--- INFORMATION SHOWN ---
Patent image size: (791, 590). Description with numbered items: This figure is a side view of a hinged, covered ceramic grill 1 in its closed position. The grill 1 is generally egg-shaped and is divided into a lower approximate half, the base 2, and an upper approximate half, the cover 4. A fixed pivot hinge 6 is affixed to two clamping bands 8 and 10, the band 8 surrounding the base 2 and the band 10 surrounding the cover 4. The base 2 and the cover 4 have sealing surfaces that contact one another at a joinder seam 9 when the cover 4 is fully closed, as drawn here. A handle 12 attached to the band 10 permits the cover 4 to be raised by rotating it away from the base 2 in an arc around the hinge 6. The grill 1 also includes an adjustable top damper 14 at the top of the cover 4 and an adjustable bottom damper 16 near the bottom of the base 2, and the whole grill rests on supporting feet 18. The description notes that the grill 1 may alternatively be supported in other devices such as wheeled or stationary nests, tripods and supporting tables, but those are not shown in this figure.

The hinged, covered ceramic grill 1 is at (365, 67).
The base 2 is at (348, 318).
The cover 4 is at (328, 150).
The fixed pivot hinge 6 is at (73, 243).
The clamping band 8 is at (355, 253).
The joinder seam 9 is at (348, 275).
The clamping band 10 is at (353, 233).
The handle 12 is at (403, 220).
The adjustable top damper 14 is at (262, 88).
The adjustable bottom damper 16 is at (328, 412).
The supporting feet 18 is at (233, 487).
---
-- STATED PROBLEM --
Write out the lines above from the start of the records through the line containing "The handle 12 is at (403, 220).", inclusive, reproducing each one without alteration.

-- WRITTEN RESPONSE --
Patent image size: (791, 590). Description with numbered items: This figure is a side view of a hinged, covered ceramic grill 1 in its closed position. The grill 1 is generally egg-shaped and is divided into a lower approximate half, the base 2, and an upper approximate half, the cover 4. A fixed pivot hinge 6 is affixed to two clamping bands 8 and 10, the band 8 surrounding the base 2 and the band 10 surrounding the cover 4. The base 2 and the cover 4 have sealing surfaces that contact one another at a joinder seam 9 when the cover 4 is fully closed, as drawn here. A handle 12 attached to the band 10 permits the cover 4 to be raised by rotating it away from the base 2 in an arc around the hinge 6. The grill 1 also includes an adjustable top damper 14 at the top of the cover 4 and an adjustable bottom damper 16 near the bottom of the base 2, and the whole grill rests on supporting feet 18. The description notes that the grill 1 may alternatively be supported in other devices such as wheeled or stationary nests, tripods and supporting tables, but those are not shown in this figure.

The hinged, covered ceramic grill 1 is at (365, 67).
The base 2 is at (348, 318).
The cover 4 is at (328, 150).
The fixed pivot hinge 6 is at (73, 243).
The clamping band 8 is at (355, 253).
The joinder seam 9 is at (348, 275).
The clamping band 10 is at (353, 233).
The handle 12 is at (403, 220).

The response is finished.